What needs to be done: Return each line of the data below exactly, omitting any pictures.

Provided data:

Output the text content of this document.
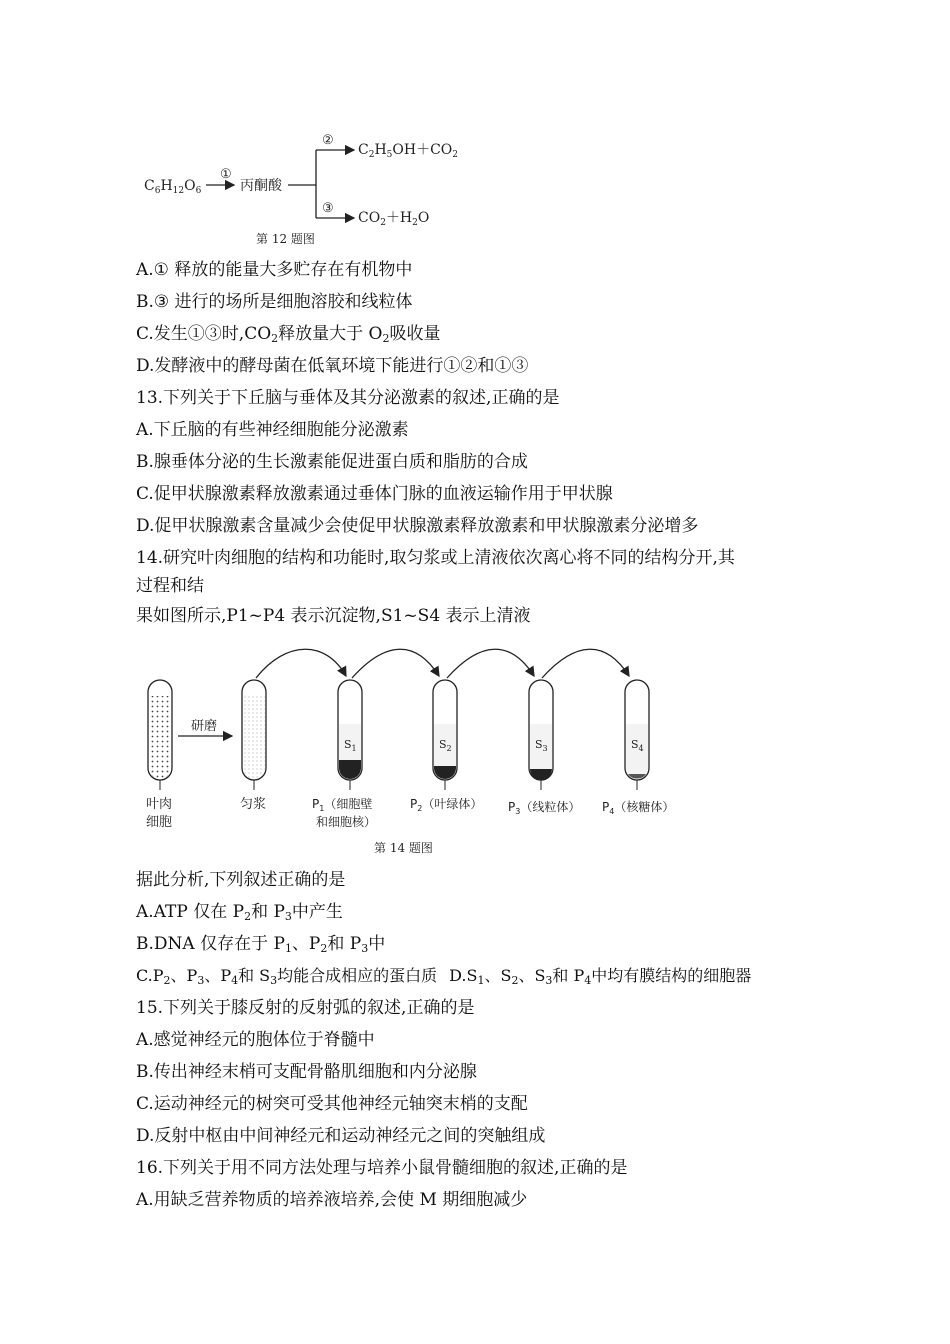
$C_6H_{12}O_6$
①
丙酮酸
②
③
$C_2H_5OH+CO_2$
$CO_2+H_2O$
第 12 题图
A.① 释放的能量大多贮存在有机物中
B.③ 进行的场所是细胞溶胶和线粒体
C.发生①③时$,CO_2$释放量大于 $O_2$吸收量
D.发酵液中的酵母菌在低氧环境下能进行①②和①③
13.下列关于下丘脑与垂体及其分泌激素的叙述,正确的是
A.下丘脑的有些神经细胞能分泌激素
B.腺垂体分泌的生长激素能促进蛋白质和脂肪的合成
C.促甲状腺激素释放激素通过垂体门脉的血液运输作用于甲状腺
D.促甲状腺激素含量减少会使促甲状腺激素释放激素和甲状腺激素分泌增多
14.研究叶肉细胞的结构和功能时,取匀浆或上清液依次离心将不同的结构分开,其
过程和结
果如图所示,P1~P4 表示沉淀物,S1~S4 表示上清液
研磨
$S_1$	$S_2$	$S_3$	$S_4$
叶肉
细胞
匀浆	$P_1$（细胞壁
和细胞核）
$P_2$（叶绿体） $P_3$（线粒体） $P_4$（核糖体）
第 14 题图
据此分析,下列叙述正确的是
A.ATP 仅在 $P_2$和 $P_3$中产生
B.DNA 仅存在于 $P_1$、$P_2$和 $P_3$中
$C.P_2$、$P_3$、$P_4$和 $S_3$均能合成相应的蛋白质 $D.S_1$、$S_2$、$S_3$和 $P_4$中均有膜结构的细胞器
15.下列关于膝反射的反射弧的叙述,正确的是
A.感觉神经元的胞体位于脊髓中
B.传出神经末梢可支配骨骼肌细胞和内分泌腺
C.运动神经元的树突可受其他神经元轴突末梢的支配
D.反射中枢由中间神经元和运动神经元之间的突触组成
16.下列关于用不同方法处理与培养小鼠骨髓细胞的叙述,正确的是
A.用缺乏营养物质的培养液培养,会使 M 期细胞减少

Answer for this exercise:
Output the text content of this document.
$C_6H_{12}O_6$
①
丙酮酸
②
③
$C_2H_5OH+CO_2$
$CO_2+H_2O$
第 12 题图
A.① 释放的能量大多贮存在有机物中
B.③ 进行的场所是细胞溶胶和线粒体
C.发生①③时$,CO_2$释放量大于 $O_2$吸收量
D.发酵液中的酵母菌在低氧环境下能进行①②和①③
13.下列关于下丘脑与垂体及其分泌激素的叙述,正确的是
A.下丘脑的有些神经细胞能分泌激素
B.腺垂体分泌的生长激素能促进蛋白质和脂肪的合成
C.促甲状腺激素释放激素通过垂体门脉的血液运输作用于甲状腺
D.促甲状腺激素含量减少会使促甲状腺激素释放激素和甲状腺激素分泌增多
14.研究叶肉细胞的结构和功能时,取匀浆或上清液依次离心将不同的结构分开,其
过程和结
果如图所示,P1~P4 表示沉淀物,S1~S4 表示上清液
研磨
$S_1$	$S_2$	$S_3$	$S_4$
叶肉
细胞
匀浆	$P_1$（细胞壁
和细胞核）
$P_2$（叶绿体） $P_3$（线粒体） $P_4$（核糖体）
第 14 题图
据此分析,下列叙述正确的是
A.ATP 仅在 $P_2$和 $P_3$中产生
B.DNA 仅存在于 $P_1$、$P_2$和 $P_3$中
$C.P_2$、$P_3$、$P_4$和 $S_3$均能合成相应的蛋白质 $D.S_1$、$S_2$、$S_3$和 $P_4$中均有膜结构的细胞器
15.下列关于膝反射的反射弧的叙述,正确的是
A.感觉神经元的胞体位于脊髓中
B.传出神经末梢可支配骨骼肌细胞和内分泌腺
C.运动神经元的树突可受其他神经元轴突末梢的支配
D.反射中枢由中间神经元和运动神经元之间的突触组成
16.下列关于用不同方法处理与培养小鼠骨髓细胞的叙述,正确的是
A.用缺乏营养物质的培养液培养,会使 M 期细胞减少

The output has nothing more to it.